- **Exercise instructions**
Omit the images. Copy each entry word for word.
---- Given records
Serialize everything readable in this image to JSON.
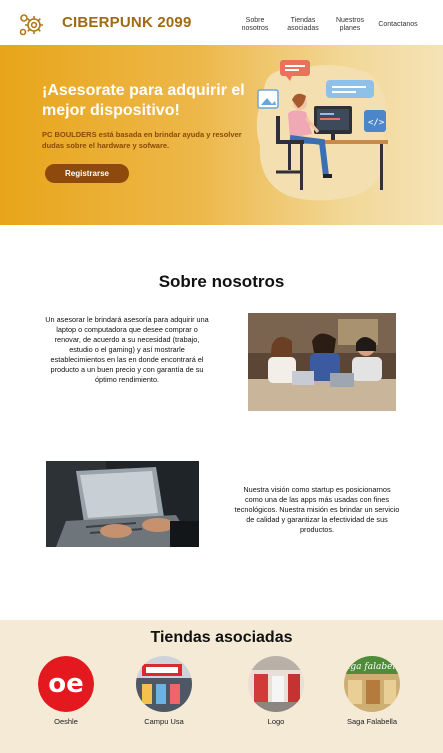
{
  "nav": {
    "brand": "CIBERPUNK 2099",
    "links": [
      "Sobre nosotros",
      "Tiendas asociadas",
      "Nuestros planes",
      "Contactanos"
    ]
  },
  "hero": {
    "title": "¡Asesorate para adquirir el mejor dispositivo!",
    "subtitle": "PC BOULDERS está basada en brindar ayuda y resolver dudas sobre el hardware y sofware.",
    "cta_label": "Registrarse"
  },
  "about": {
    "title": "Sobre nosotros",
    "paragraph1": "Un asesorar le brindará asesoría para adquirir una laptop o computadora que desee comprar o renovar, de acuerdo a su necesidad (trabajo, estudio o el gaming) y así mostrarle establecimientos en las en donde encontrará el producto a un buen precio y con garantía de su óptimo rendimiento.",
    "paragraph2": "Nuestra visión como startup es posicionarnos como una de las apps más usadas con fines tecnológicos. Nuestra misión es brindar un servicio de calidad y garantizar la efectividad de sus productos."
  },
  "stores": {
    "title": "Tiendas asociadas",
    "items": [
      {
        "label": "Oeshle"
      },
      {
        "label": "Campu Usa"
      },
      {
        "label": "Logo"
      },
      {
        "label": "Saga Falabella"
      }
    ]
  },
  "colors": {
    "brand": "#a06a10",
    "hero_start": "#e8a51a",
    "cta": "#8d4a0c",
    "stores_bg": "#f4ead6"
  }
}
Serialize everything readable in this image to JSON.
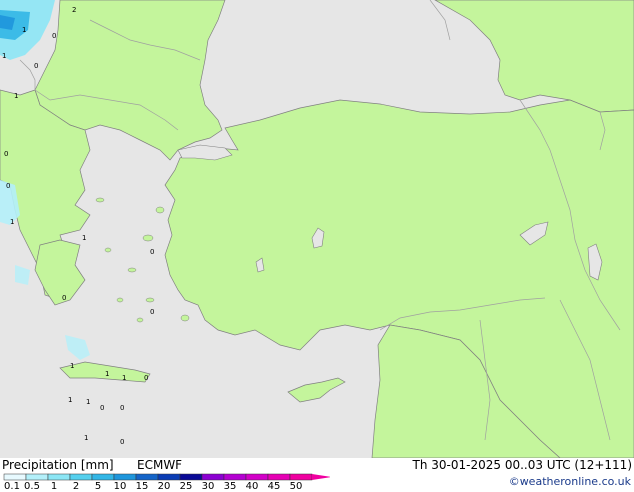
{
  "map": {
    "sea_color": "#e6e6e6",
    "land_color": "#c4f59c",
    "border_color": "#a0a0a0",
    "coast_color": "#808080",
    "precip_labels": [
      "2",
      "1",
      "0",
      "1",
      "0",
      "1",
      "0",
      "1",
      "1",
      "0",
      "1",
      "1",
      "1",
      "0",
      "1",
      "1",
      "1",
      "0",
      "0",
      "0",
      "0",
      "0",
      "0"
    ]
  },
  "legend": {
    "title": "Precipitation [mm]",
    "model": "ECMWF",
    "valid": "Th 30-01-2025 00..03 UTC (12+111)",
    "credit": "©weatheronline.co.uk",
    "ticks": [
      "0.1",
      "0.5",
      "1",
      "2",
      "5",
      "10",
      "15",
      "20",
      "25",
      "30",
      "35",
      "40",
      "45",
      "50"
    ],
    "colors": [
      "#e8faff",
      "#b4f0fa",
      "#8ce6f5",
      "#55d0ee",
      "#32b6e6",
      "#1e96dc",
      "#1464c8",
      "#0a3cb4",
      "#0a0a96",
      "#8c00d2",
      "#b400d2",
      "#d200c8",
      "#e600b4",
      "#f000a0"
    ]
  }
}
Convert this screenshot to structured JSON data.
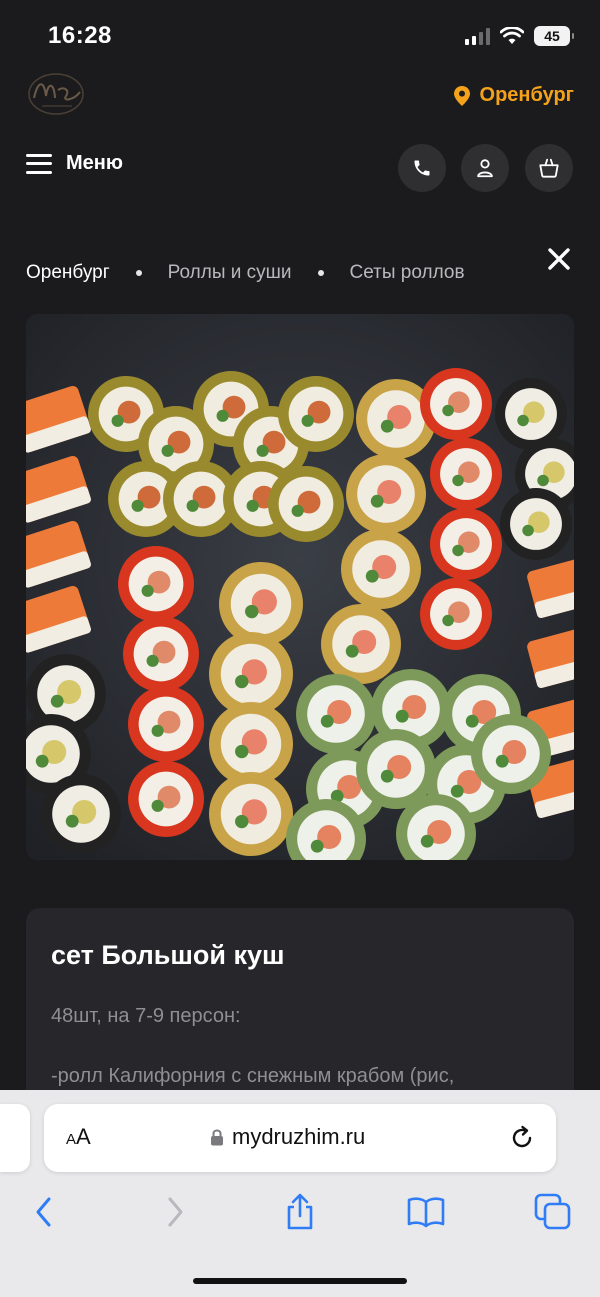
{
  "status": {
    "time": "16:28",
    "battery": "45"
  },
  "header": {
    "city": "Оренбург",
    "menu_label": "Меню"
  },
  "breadcrumbs": [
    "Оренбург",
    "Роллы и суши",
    "Сеты роллов"
  ],
  "product": {
    "title": "сет Большой куш",
    "portion": "48шт, на 7-9 персон:",
    "description_line": "-ролл Калифорния с снежным крабом (рис,"
  },
  "browser": {
    "aa_label_small": "A",
    "aa_label_large": "A",
    "url": "mydruzhim.ru"
  },
  "colors": {
    "accent": "#f5a21b",
    "background": "#1b1b1d",
    "card": "#26262b"
  },
  "icons": [
    "location-pin-icon",
    "phone-icon",
    "user-icon",
    "cart-icon",
    "close-icon",
    "lock-icon",
    "reload-icon",
    "back-icon",
    "forward-icon",
    "share-icon",
    "bookmarks-icon",
    "tabs-icon"
  ]
}
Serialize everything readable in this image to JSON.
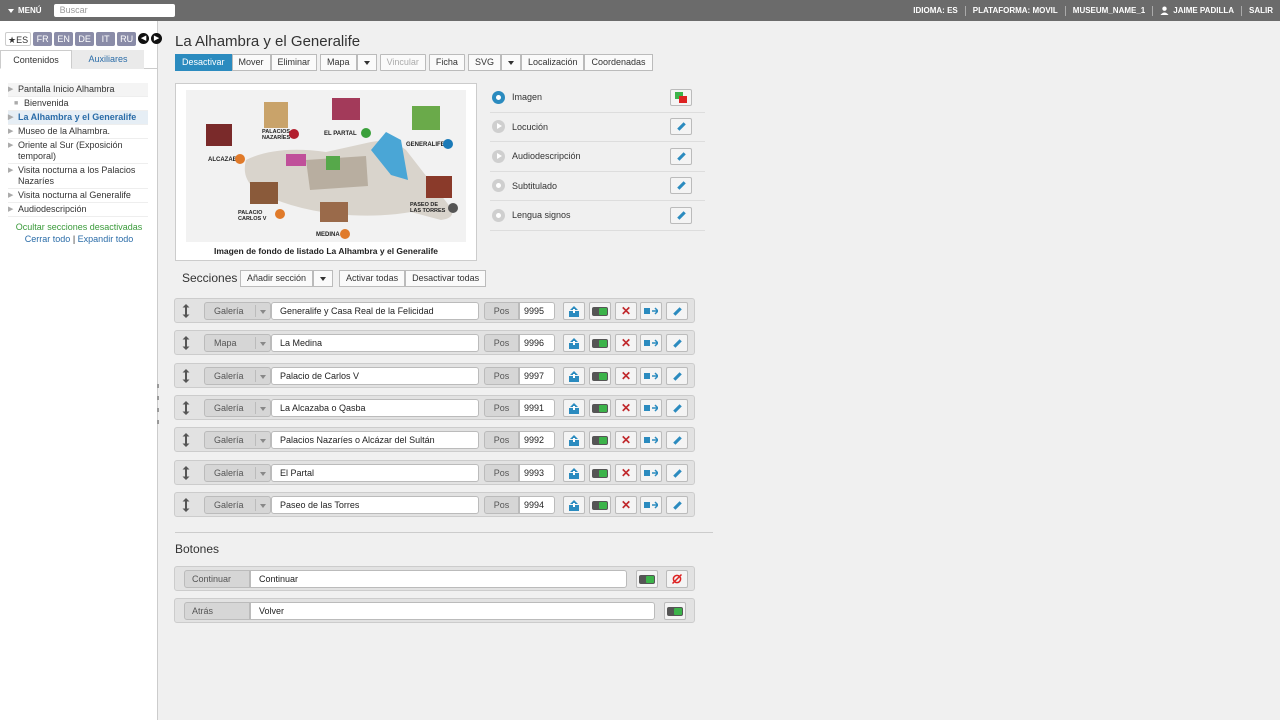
--------
- **Correct result**
Serialize everything readable in this image to JSON.
{
  "nav": {
    "brand": "CIBERPUNK 2099",
    "links": [
      "Sobre nosotros",
      "Tiendas asociadas",
      "Nuestros planes",
      "Contactanos"
    ]
  },
  "hero": {
    "title": "¡Asesorate para adquirir el mejor dispositivo!",
    "subtitle": "PC BOULDERS está basada en brindar ayuda y resolver dudas sobre el hardware y sofware.",
    "cta_label": "Registrarse"
  },
  "about": {
    "title": "Sobre nosotros",
    "paragraph1": "Un asesorar le brindará asesoría para adquirir una laptop o computadora que desee comprar o renovar, de acuerdo a su necesidad (trabajo, estudio o el gaming) y así mostrarle establecimientos en las en donde encontrará el producto a un buen precio y con garantía de su óptimo rendimiento.",
    "paragraph2": "Nuestra visión como startup es posicionarnos como una de las apps más usadas con fines tecnológicos. Nuestra misión es brindar un servicio de calidad y garantizar la efectividad de sus productos."
  },
  "stores": {
    "title": "Tiendas asociadas",
    "items": [
      {
        "label": "Oeshle"
      },
      {
        "label": "Campu Usa"
      },
      {
        "label": "Logo"
      },
      {
        "label": "Saga Falabella"
      }
    ]
  },
  "colors": {
    "brand": "#a06a10",
    "hero_start": "#e8a51a",
    "cta": "#8d4a0c",
    "stores_bg": "#f4ead6"
  }
}
Serialize everything readable in this image to JSON.
{
  "map": {
    "sea_color": "#e6e6e6",
    "land_color": "#c4f59c",
    "border_color": "#a0a0a0",
    "coast_color": "#808080",
    "precip_labels": [
      "2",
      "1",
      "0",
      "1",
      "0",
      "1",
      "0",
      "1",
      "1",
      "0",
      "1",
      "1",
      "1",
      "0",
      "1",
      "1",
      "1",
      "0",
      "0",
      "0",
      "0",
      "0",
      "0"
    ]
  },
  "legend": {
    "title": "Precipitation [mm]",
    "model": "ECMWF",
    "valid": "Th 30-01-2025 00..03 UTC (12+111)",
    "credit": "©weatheronline.co.uk",
    "ticks": [
      "0.1",
      "0.5",
      "1",
      "2",
      "5",
      "10",
      "15",
      "20",
      "25",
      "30",
      "35",
      "40",
      "45",
      "50"
    ],
    "colors": [
      "#e8faff",
      "#b4f0fa",
      "#8ce6f5",
      "#55d0ee",
      "#32b6e6",
      "#1e96dc",
      "#1464c8",
      "#0a3cb4",
      "#0a0a96",
      "#8c00d2",
      "#b400d2",
      "#d200c8",
      "#e600b4",
      "#f000a0"
    ]
  }
}
Convert this screenshot to structured JSON data.
{
  "status": {
    "time": "16:28",
    "battery": "45"
  },
  "header": {
    "city": "Оренбург",
    "menu_label": "Меню"
  },
  "breadcrumbs": [
    "Оренбург",
    "Роллы и суши",
    "Сеты роллов"
  ],
  "product": {
    "title": "сет Большой куш",
    "portion": "48шт, на 7-9 персон:",
    "description_line": "-ролл Калифорния с снежным крабом (рис,"
  },
  "browser": {
    "aa_label_small": "A",
    "aa_label_large": "A",
    "url": "mydruzhim.ru"
  },
  "colors": {
    "accent": "#f5a21b",
    "background": "#1b1b1d",
    "card": "#26262b"
  },
  "icons": [
    "location-pin-icon",
    "phone-icon",
    "user-icon",
    "cart-icon",
    "close-icon",
    "lock-icon",
    "reload-icon",
    "back-icon",
    "forward-icon",
    "share-icon",
    "bookmarks-icon",
    "tabs-icon"
  ]
}
Serialize everything readable in this image to JSON.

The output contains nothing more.